■ Written task:
Would you quote every entry exactly, dropping only the pictures?

Dataset rows about figures:
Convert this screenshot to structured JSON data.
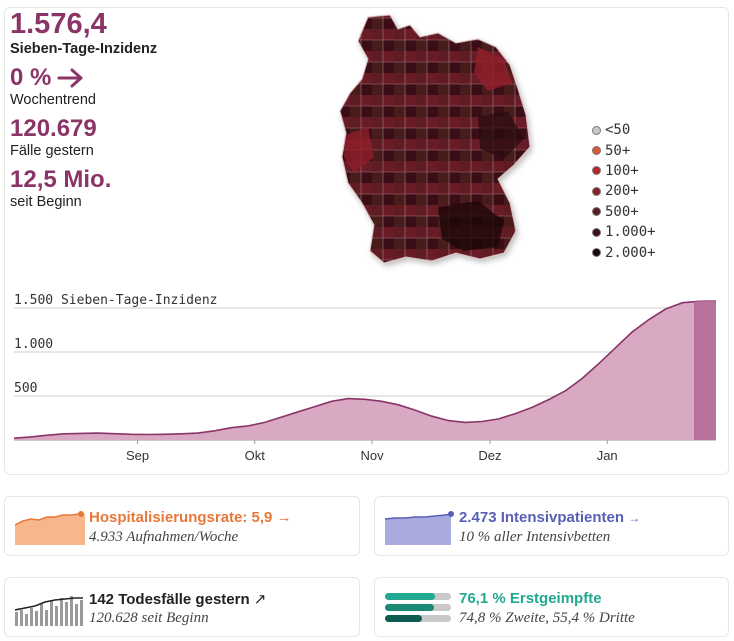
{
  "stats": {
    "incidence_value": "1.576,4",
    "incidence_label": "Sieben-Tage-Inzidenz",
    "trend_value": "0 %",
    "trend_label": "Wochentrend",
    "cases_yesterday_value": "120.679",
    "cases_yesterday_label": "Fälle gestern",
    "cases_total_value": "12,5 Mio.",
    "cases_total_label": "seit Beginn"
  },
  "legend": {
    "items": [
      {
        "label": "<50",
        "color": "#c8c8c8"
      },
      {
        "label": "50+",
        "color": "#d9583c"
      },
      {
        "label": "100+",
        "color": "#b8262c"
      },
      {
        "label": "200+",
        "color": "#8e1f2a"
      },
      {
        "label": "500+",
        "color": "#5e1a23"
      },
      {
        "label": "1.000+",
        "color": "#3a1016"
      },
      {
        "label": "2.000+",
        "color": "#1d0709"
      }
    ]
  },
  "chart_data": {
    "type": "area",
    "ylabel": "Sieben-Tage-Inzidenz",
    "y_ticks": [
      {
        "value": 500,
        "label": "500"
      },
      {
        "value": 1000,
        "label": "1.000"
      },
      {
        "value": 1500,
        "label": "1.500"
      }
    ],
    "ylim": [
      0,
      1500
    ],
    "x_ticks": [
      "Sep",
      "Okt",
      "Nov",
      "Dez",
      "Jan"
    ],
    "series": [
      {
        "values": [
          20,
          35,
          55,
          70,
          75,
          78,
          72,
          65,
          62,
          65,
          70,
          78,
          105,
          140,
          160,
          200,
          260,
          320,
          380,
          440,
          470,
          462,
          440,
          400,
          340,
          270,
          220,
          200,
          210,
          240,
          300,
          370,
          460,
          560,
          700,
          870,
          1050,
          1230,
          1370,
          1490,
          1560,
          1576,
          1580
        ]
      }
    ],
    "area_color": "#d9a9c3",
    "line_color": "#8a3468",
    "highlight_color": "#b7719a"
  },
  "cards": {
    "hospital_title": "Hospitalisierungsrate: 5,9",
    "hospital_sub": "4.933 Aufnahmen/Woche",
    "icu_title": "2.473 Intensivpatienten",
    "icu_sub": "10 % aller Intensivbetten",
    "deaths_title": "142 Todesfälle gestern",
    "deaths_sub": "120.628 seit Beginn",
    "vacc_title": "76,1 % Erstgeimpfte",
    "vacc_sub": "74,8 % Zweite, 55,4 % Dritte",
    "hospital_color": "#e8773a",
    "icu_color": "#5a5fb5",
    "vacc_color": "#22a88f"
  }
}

■ Response below:
Convert this screenshot to structured JSON data.
{
  "stats": {
    "incidence_value": "1.576,4",
    "incidence_label": "Sieben-Tage-Inzidenz",
    "trend_value": "0 %",
    "trend_label": "Wochentrend",
    "cases_yesterday_value": "120.679",
    "cases_yesterday_label": "Fälle gestern",
    "cases_total_value": "12,5 Mio.",
    "cases_total_label": "seit Beginn"
  },
  "legend": {
    "items": [
      {
        "label": "<50",
        "color": "#c8c8c8"
      },
      {
        "label": "50+",
        "color": "#d9583c"
      },
      {
        "label": "100+",
        "color": "#b8262c"
      },
      {
        "label": "200+",
        "color": "#8e1f2a"
      },
      {
        "label": "500+",
        "color": "#5e1a23"
      },
      {
        "label": "1.000+",
        "color": "#3a1016"
      },
      {
        "label": "2.000+",
        "color": "#1d0709"
      }
    ]
  },
  "chart_data": {
    "type": "area",
    "ylabel": "Sieben-Tage-Inzidenz",
    "y_ticks": [
      {
        "value": 500,
        "label": "500"
      },
      {
        "value": 1000,
        "label": "1.000"
      },
      {
        "value": 1500,
        "label": "1.500"
      }
    ],
    "ylim": [
      0,
      1500
    ],
    "x_ticks": [
      "Sep",
      "Okt",
      "Nov",
      "Dez",
      "Jan"
    ],
    "series": [
      {
        "values": [
          20,
          35,
          55,
          70,
          75,
          78,
          72,
          65,
          62,
          65,
          70,
          78,
          105,
          140,
          160,
          200,
          260,
          320,
          380,
          440,
          470,
          462,
          440,
          400,
          340,
          270,
          220,
          200,
          210,
          240,
          300,
          370,
          460,
          560,
          700,
          870,
          1050,
          1230,
          1370,
          1490,
          1560,
          1576,
          1580
        ]
      }
    ],
    "area_color": "#d9a9c3",
    "line_color": "#8a3468",
    "highlight_color": "#b7719a"
  },
  "cards": {
    "hospital_title": "Hospitalisierungsrate: 5,9",
    "hospital_sub": "4.933 Aufnahmen/Woche",
    "icu_title": "2.473 Intensivpatienten",
    "icu_sub": "10 % aller Intensivbetten",
    "deaths_title": "142 Todesfälle gestern",
    "deaths_sub": "120.628 seit Beginn",
    "vacc_title": "76,1 % Erstgeimpfte",
    "vacc_sub": "74,8 % Zweite, 55,4 % Dritte",
    "hospital_color": "#e8773a",
    "icu_color": "#5a5fb5",
    "vacc_color": "#22a88f"
  }
}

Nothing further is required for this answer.